Required work
[a] Reproduce the Abbey Springs passage word for word, starting at "The greens were" and ending at "acceptable pin locations.".
[b] Summarize the Abbey Springs passage in two sentences.

Extract provided
Abbey Springs is a stiff challenge, making it an ideal venue for a team-based, match play event. With deep woods and water hazards closely guarding extremely narrow fairways, this course would be a brute in medal play competition, and I was relieved not to have to suffer the full consequences of my handful of blowup holes.
After golf, we were treated to to a delicious pasta dinner in Abbey Springs’ iconic clubhouse, where longtime Head Golf Professional Jack Shoger gave a presentation on the renovation that was just completed this year.
He went into great depth about the process to rebuild their greens, which had deteriorated over the years due to a number of factors including an unusual bentgrass type, pop-up designs from the original construction and poor root growth. The greens have since been redone with 007 bentgrass, a technologically advanced strain that thrives at short lengths and allows for practically unlimited green speeds.
The greens were also reshaped to allow for a significant increase in possible pin locations. A series of “heat maps” conveyed how the slopes of the existing surfaces were simply untenable under modern green speeds, with some greens having virtually no acceptable pin locations.

Records
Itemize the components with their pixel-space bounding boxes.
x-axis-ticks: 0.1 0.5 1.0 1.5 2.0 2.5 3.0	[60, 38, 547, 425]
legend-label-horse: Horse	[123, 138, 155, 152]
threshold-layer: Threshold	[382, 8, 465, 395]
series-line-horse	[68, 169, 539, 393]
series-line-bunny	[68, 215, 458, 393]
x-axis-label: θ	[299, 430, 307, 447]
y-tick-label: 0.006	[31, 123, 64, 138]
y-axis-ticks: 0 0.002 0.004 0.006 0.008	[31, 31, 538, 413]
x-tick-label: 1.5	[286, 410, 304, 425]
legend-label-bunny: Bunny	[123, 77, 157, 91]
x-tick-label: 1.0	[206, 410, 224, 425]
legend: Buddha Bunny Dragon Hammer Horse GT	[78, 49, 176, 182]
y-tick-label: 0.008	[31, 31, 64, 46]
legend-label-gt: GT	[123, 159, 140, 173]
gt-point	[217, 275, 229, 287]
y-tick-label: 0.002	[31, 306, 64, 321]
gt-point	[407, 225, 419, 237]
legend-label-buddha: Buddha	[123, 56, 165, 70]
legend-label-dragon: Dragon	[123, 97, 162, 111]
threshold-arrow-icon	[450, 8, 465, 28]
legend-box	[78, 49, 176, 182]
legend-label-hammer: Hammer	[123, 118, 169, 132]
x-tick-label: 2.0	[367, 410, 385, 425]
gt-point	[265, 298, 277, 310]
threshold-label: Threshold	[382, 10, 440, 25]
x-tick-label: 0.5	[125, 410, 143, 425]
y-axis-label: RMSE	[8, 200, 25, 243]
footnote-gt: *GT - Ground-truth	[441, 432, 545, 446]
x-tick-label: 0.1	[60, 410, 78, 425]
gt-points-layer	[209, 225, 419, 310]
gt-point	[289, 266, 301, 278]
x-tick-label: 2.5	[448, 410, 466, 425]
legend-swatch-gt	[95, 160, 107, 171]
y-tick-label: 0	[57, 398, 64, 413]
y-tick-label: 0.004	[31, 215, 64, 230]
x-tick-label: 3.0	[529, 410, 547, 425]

Answers for each item
[a]
The greens were also reshaped to allow for a significant increase in possible pin locations. A series of “heat maps” conveyed how the slopes of the existing surfaces were simply untenable under modern green speeds, with some greens having virtually no acceptable pin locations.

[b] Abbey Springs is a demanding course, with woods and water hazards guarding very narrow fairways, which makes it well suited to a team-based match play event. At a dinner after golf, Head Golf Professional Jack Shoger presented the renovation completed this year, in which the deteriorated greens were rebuilt with 007 bentgrass and reshaped to allow many more pin locations.